_Set task_
Begin with the line that contains "Give me a plain-text" and transcribe each line after it, up to and including the last line of the listing below.

_Data records_
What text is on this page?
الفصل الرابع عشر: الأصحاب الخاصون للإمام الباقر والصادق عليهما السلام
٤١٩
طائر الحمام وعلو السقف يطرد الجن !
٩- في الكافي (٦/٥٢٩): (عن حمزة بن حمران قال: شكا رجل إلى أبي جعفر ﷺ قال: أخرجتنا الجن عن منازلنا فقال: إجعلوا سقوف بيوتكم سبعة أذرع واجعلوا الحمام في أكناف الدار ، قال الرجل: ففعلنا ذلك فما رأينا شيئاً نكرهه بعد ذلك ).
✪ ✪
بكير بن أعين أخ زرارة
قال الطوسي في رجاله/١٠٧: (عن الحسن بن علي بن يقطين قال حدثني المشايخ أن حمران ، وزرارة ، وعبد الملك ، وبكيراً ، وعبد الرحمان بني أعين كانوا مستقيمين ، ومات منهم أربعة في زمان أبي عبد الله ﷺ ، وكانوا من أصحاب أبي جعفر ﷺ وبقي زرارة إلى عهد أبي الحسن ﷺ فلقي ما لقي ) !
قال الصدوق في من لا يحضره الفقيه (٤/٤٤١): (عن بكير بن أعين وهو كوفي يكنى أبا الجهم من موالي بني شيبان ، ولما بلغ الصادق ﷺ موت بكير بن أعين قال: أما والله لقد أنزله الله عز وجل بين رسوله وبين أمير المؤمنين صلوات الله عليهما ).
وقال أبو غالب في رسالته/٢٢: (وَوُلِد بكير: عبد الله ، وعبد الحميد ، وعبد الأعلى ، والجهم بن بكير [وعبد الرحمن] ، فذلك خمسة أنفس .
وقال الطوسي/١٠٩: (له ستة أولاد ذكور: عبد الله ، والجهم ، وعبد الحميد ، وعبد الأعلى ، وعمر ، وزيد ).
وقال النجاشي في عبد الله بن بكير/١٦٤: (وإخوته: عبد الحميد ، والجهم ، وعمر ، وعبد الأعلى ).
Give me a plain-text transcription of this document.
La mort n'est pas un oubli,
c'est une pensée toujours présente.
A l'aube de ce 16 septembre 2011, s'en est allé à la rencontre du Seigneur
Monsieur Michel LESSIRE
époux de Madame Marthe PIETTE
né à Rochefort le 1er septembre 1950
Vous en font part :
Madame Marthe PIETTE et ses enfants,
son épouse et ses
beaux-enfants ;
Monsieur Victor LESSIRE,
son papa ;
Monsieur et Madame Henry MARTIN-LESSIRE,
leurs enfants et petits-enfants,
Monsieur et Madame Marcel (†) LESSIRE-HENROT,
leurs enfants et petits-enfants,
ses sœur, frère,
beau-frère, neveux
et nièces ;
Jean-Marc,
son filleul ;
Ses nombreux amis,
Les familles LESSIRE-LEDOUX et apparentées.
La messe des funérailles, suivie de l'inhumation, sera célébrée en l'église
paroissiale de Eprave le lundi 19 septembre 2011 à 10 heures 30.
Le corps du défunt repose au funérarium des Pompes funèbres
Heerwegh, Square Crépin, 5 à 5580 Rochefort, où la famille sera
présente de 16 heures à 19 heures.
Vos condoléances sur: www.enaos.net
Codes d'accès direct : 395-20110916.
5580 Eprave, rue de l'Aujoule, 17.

_Full output_
Give me a plain-text transcription of this document.
La mort n'est pas un oubli,
c'est une pensée toujours présente.
A l'aube de ce 16 septembre 2011, s'en est allé à la rencontre du Seigneur
Monsieur Michel LESSIRE
époux de Madame Marthe PIETTE
né à Rochefort le 1er septembre 1950
Vous en font part :
Madame Marthe PIETTE et ses enfants,
son épouse et ses
beaux-enfants ;
Monsieur Victor LESSIRE,
son papa ;
Monsieur et Madame Henry MARTIN-LESSIRE,
leurs enfants et petits-enfants,
Monsieur et Madame Marcel (†) LESSIRE-HENROT,
leurs enfants et petits-enfants,
ses sœur, frère,
beau-frère, neveux
et nièces ;
Jean-Marc,
son filleul ;
Ses nombreux amis,
Les familles LESSIRE-LEDOUX et apparentées.
La messe des funérailles, suivie de l'inhumation, sera célébrée en l'église
paroissiale de Eprave le lundi 19 septembre 2011 à 10 heures 30.
Le corps du défunt repose au funérarium des Pompes funèbres
Heerwegh, Square Crépin, 5 à 5580 Rochefort, où la famille sera
présente de 16 heures à 19 heures.
Vos condoléances sur: www.enaos.net
Codes d'accès direct : 395-20110916.
5580 Eprave, rue de l'Aujoule, 17.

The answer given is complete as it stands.